# WHAT THE TASK REQUIRES
Identify the lines that include the word "malestar", then copy all of them.

# SUPPLIED MATERIAL
══════════

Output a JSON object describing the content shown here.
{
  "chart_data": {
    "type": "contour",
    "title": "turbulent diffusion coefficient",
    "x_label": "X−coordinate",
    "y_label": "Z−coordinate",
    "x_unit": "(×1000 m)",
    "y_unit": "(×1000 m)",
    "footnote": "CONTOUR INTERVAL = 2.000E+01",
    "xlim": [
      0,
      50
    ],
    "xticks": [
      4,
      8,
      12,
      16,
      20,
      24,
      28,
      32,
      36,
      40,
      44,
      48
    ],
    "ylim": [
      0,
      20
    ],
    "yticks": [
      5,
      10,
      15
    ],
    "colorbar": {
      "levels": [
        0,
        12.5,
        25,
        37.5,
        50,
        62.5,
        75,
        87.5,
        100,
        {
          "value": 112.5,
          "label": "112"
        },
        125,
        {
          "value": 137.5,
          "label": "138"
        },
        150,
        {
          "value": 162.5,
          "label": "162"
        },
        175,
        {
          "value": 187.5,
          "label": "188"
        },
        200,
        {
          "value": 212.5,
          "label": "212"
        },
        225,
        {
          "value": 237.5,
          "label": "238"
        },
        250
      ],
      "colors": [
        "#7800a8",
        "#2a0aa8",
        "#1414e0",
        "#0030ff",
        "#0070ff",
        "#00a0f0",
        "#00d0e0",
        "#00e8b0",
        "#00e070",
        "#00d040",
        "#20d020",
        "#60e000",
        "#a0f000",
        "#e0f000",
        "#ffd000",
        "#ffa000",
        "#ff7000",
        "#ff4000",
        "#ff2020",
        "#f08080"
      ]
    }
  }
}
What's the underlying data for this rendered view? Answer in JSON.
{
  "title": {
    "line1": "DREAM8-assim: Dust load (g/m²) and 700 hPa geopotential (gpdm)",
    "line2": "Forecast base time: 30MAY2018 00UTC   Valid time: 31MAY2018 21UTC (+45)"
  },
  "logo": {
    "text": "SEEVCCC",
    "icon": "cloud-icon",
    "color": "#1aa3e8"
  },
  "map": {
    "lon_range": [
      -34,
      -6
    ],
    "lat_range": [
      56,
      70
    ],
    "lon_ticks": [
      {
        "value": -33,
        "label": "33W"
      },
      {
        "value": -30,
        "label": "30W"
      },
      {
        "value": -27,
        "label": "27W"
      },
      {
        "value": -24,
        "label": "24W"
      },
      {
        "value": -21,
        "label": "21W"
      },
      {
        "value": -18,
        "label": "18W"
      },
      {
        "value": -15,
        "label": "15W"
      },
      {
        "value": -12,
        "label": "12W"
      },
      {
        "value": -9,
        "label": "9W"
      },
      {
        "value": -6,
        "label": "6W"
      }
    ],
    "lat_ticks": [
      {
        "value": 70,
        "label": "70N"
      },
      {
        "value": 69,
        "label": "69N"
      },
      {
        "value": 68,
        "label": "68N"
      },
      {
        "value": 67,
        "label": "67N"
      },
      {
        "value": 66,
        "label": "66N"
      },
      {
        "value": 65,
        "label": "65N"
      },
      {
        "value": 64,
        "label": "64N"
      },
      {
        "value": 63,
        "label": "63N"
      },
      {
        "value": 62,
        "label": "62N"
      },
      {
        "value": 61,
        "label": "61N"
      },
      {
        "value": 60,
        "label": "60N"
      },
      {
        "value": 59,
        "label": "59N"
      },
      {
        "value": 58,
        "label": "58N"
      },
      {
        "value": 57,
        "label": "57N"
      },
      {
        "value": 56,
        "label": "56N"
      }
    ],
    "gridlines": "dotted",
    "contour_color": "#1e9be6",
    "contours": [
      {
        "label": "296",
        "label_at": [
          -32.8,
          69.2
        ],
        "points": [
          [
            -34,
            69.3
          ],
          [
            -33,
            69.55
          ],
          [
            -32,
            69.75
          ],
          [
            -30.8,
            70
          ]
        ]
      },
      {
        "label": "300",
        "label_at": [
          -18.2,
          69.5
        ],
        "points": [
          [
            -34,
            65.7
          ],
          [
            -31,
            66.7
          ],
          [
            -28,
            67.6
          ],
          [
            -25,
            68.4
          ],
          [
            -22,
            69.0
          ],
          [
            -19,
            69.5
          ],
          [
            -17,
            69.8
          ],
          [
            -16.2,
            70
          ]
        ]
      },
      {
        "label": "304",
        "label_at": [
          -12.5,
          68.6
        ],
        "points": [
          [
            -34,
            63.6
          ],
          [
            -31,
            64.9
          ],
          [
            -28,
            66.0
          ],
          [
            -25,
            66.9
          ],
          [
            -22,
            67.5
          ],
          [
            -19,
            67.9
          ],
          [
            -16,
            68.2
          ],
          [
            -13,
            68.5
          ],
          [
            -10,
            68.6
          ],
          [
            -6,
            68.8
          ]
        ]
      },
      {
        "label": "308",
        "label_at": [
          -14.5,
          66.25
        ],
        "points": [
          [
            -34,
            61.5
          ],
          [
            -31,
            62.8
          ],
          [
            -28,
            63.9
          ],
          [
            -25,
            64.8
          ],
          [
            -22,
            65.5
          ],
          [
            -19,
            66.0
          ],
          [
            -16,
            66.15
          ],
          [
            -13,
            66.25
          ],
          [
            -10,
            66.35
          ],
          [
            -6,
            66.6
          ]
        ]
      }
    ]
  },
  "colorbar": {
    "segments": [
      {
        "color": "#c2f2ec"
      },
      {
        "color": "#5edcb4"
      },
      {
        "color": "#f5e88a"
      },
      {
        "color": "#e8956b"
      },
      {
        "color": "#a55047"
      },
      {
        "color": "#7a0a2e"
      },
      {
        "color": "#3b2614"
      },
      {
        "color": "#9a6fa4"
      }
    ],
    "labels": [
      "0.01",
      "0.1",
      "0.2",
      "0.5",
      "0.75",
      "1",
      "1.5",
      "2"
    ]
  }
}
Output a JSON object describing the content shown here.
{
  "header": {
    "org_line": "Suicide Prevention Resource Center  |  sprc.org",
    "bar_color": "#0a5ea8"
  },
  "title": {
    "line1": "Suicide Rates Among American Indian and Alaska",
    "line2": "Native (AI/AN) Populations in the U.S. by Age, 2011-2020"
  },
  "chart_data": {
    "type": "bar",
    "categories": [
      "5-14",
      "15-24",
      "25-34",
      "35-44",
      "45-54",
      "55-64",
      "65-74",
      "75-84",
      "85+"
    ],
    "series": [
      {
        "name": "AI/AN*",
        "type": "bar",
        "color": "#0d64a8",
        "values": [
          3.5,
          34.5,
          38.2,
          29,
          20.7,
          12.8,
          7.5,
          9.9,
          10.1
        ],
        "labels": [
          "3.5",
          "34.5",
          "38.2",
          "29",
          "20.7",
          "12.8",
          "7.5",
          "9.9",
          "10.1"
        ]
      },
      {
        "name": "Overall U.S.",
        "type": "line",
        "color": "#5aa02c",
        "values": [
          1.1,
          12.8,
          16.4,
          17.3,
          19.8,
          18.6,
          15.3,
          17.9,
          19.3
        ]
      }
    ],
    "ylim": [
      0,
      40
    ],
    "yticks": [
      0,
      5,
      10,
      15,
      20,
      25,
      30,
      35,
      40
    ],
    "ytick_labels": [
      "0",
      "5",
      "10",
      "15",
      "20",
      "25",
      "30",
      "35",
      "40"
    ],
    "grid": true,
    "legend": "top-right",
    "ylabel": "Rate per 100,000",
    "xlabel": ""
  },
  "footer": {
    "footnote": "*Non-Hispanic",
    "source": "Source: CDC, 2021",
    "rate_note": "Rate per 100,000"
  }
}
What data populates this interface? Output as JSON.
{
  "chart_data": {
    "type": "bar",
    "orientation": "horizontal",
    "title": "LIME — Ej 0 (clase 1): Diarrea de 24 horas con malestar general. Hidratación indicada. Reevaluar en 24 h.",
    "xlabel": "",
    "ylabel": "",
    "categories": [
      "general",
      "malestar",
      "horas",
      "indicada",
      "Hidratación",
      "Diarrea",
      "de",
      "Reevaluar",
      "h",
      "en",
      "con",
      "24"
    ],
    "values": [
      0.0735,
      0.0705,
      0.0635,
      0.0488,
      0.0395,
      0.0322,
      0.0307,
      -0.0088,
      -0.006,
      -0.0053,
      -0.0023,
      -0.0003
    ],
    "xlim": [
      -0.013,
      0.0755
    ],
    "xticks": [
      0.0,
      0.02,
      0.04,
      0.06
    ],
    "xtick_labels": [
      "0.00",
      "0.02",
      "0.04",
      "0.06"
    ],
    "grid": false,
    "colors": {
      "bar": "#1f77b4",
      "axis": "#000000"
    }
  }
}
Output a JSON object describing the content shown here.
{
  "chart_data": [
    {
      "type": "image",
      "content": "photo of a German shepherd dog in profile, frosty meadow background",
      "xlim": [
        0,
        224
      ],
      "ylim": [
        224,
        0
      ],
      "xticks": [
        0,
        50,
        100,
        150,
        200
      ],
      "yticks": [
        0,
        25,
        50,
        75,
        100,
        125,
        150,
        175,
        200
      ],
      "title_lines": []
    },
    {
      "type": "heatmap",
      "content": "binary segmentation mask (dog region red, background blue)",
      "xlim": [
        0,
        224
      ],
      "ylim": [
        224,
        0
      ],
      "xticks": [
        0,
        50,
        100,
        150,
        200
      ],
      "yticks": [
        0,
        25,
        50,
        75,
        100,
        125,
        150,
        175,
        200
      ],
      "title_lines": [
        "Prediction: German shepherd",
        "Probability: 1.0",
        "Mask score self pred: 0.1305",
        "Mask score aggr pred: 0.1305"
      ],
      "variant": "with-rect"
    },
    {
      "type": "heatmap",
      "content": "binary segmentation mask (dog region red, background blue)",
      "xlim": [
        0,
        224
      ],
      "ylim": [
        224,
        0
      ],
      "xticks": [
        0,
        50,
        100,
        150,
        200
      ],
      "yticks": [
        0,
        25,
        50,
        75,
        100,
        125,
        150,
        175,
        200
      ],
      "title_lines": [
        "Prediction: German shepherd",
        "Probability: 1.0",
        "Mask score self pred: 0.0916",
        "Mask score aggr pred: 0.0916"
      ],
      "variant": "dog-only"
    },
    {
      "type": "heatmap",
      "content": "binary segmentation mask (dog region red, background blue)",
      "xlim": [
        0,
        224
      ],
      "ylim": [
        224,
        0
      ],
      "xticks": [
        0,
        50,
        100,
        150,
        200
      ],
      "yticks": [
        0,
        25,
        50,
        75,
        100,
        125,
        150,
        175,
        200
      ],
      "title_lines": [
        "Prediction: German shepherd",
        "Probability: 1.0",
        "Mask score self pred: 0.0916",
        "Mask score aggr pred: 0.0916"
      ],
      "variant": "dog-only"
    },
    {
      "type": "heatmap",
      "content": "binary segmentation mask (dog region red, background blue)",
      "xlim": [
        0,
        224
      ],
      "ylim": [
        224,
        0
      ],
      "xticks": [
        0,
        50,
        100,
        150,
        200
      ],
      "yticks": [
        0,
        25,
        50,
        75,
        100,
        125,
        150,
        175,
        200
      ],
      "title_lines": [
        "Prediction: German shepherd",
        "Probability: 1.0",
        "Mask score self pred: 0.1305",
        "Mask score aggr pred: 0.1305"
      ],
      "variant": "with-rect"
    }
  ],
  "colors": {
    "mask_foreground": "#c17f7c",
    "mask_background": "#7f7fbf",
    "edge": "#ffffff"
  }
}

══════════

# TASK RESPONSE
    "title": "LIME — Ej 0 (clase 1): Diarrea de 24 horas con malestar general. Hidratación indicada. Reevaluar en 24 h.",
      "malestar",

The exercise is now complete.